• [EXERCISE BRIEF] Each line that follows should be printed again exactly as it stands.

[Start of DATA ROWS]

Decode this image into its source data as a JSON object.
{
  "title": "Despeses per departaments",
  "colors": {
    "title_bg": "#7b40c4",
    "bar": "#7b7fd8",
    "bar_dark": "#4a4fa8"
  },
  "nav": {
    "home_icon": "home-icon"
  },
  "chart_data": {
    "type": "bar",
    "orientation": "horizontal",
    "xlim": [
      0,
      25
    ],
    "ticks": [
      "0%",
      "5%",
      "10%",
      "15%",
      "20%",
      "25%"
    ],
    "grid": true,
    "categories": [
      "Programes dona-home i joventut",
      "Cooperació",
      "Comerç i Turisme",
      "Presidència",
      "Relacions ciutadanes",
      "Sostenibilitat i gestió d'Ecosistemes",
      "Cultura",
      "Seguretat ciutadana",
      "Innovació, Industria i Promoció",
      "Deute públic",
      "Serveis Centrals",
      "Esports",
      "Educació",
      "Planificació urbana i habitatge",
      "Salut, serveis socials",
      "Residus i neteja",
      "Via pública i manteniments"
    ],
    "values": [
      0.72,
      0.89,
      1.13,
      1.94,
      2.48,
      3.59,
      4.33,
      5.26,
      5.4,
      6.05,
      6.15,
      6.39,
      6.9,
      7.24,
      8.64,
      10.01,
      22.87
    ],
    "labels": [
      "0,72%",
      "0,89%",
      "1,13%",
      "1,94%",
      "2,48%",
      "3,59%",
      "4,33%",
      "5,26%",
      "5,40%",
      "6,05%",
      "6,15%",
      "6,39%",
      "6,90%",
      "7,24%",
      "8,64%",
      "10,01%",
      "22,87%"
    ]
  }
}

[End of DATA ROWS]

• [FINISHED ANSWER]
Decode this image into its source data as a JSON object.
{
  "title": "Despeses per departaments",
  "colors": {
    "title_bg": "#7b40c4",
    "bar": "#7b7fd8",
    "bar_dark": "#4a4fa8"
  },
  "nav": {
    "home_icon": "home-icon"
  },
  "chart_data": {
    "type": "bar",
    "orientation": "horizontal",
    "xlim": [
      0,
      25
    ],
    "ticks": [
      "0%",
      "5%",
      "10%",
      "15%",
      "20%",
      "25%"
    ],
    "grid": true,
    "categories": [
      "Programes dona-home i joventut",
      "Cooperació",
      "Comerç i Turisme",
      "Presidència",
      "Relacions ciutadanes",
      "Sostenibilitat i gestió d'Ecosistemes",
      "Cultura",
      "Seguretat ciutadana",
      "Innovació, Industria i Promoció",
      "Deute públic",
      "Serveis Centrals",
      "Esports",
      "Educació",
      "Planificació urbana i habitatge",
      "Salut, serveis socials",
      "Residus i neteja",
      "Via pública i manteniments"
    ],
    "values": [
      0.72,
      0.89,
      1.13,
      1.94,
      2.48,
      3.59,
      4.33,
      5.26,
      5.4,
      6.05,
      6.15,
      6.39,
      6.9,
      7.24,
      8.64,
      10.01,
      22.87
    ],
    "labels": [
      "0,72%",
      "0,89%",
      "1,13%",
      "1,94%",
      "2,48%",
      "3,59%",
      "4,33%",
      "5,26%",
      "5,40%",
      "6,05%",
      "6,15%",
      "6,39%",
      "6,90%",
      "7,24%",
      "8,64%",
      "10,01%",
      "22,87%"
    ]
  }
}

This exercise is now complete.